Given task 1 —
From the Herry Koesaeri biography, quote the passage starting at "Personal details" and ending at "to May 2007.".
Given task 2 —
According to the Herry Koesaeri biography, where was he born?
Given task 3 —
Carry on the Herry Koesaeri biography from the point where it stops.

Regent of Bekasi (temporary officeholder)
- In office 19 April 2007 – 14 May 2007
- Governor: Danny Setiawan
- Preceded by: Tenny Wishramwan
- Succeeded by: Sa'duddin
- In office 16 February 2006 – 27 April 2006
- Governor: Danny Setiawan
- Preceded by: Saleh Manaf
- Succeeded by: Tenny Wishramwan

Personal details
- Born: September 17, 1952 Sumedang, West Java, Indonesia
- Died: February 1, 2022 (aged 69) Bekasi, West Java, Indonesia

= Herry Koesaeri =

Indonesian bureaucrat and lecturer

Herry Koesaeri (17 September 1952 – 1 February 2022) was an Indonesian bureaucrat and lecturer. He was Bekasi's temporary regent from February to April 2006 and from April to May 2007.

Records supplied —
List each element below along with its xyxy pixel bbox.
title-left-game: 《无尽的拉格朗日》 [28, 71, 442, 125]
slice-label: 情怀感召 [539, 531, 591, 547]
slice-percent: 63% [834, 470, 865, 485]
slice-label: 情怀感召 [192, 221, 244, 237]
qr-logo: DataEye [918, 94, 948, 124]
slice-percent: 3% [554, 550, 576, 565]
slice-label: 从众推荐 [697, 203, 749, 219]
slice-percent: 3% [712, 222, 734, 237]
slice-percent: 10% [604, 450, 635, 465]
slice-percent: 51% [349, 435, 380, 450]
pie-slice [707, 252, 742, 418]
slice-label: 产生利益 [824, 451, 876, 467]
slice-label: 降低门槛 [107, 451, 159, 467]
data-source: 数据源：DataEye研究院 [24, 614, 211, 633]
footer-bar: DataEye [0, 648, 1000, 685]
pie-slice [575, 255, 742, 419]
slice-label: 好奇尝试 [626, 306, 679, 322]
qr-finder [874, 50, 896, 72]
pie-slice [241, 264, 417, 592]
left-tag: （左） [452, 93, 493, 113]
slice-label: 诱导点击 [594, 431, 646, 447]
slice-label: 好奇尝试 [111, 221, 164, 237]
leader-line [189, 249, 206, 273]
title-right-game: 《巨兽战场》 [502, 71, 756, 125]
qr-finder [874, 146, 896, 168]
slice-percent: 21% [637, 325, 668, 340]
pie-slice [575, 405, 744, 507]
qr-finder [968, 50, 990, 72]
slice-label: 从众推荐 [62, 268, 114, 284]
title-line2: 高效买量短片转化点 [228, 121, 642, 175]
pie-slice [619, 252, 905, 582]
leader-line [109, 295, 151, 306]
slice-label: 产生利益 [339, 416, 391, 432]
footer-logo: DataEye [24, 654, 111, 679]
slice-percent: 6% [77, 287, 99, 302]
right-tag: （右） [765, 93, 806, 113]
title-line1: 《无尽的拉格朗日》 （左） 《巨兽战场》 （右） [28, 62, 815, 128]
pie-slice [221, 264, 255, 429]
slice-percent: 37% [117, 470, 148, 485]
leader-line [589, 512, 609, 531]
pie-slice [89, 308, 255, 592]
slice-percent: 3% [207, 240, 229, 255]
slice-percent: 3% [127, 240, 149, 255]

Task output 1 —
Personal details
- Born: September 17, 1952 Sumedang, West Java, Indonesia
- Died: February 1, 2022 (aged 69) Bekasi, West Java, Indonesia

= Herry Koesaeri =

Indonesian bureaucrat and lecturer

Herry Koesaeri (17 September 1952 – 1 February 2022) was an Indonesian bureaucrat and lecturer. He was Bekasi's temporary regent from February to April 2006 and from April to May 2007.

Task output 2 —
Sumedang, West Java, Indonesia.

Task output 3 —
== Education and career ==
Herry was born on 17 September 1952 in Sumedang as the son of Soelaeman. He studied public administration at the General Soedirman University and graduated in 1985. He was appointed as the regional secretary of Bekasi in 2003, replacing Memet Rochamat. After regent Saleh Manaf was discharged by the minister of home affairs on 16 January 2006, Herry was appointed as the temporary officeholder until 27 April 2006.

Herry was nominated as the acting regent of Bekasi by the local council. He was nominated alongside Tenny Wishramwan (chief of the Purwakarta Regional Coordinating Board) and Memet Rochamat (Herry's predecessor). Tenny was approved by the governor, and he became Bekasi's acting regent from 27 April 2006 until 19 April 2007. Herry then resumed his position as temporary officeholder until Sa'duddin became the definitive officeholder on 14 May 2007.

Upon retiring from civil service, Herry became a lecturer at the Bekasi Islam 45 University and the Abdi Negara School of Governance Sciences. He also became the treasurer of the Bekasi Islamic Center.

== Personal life ==
Herry was married to Diah Subekti.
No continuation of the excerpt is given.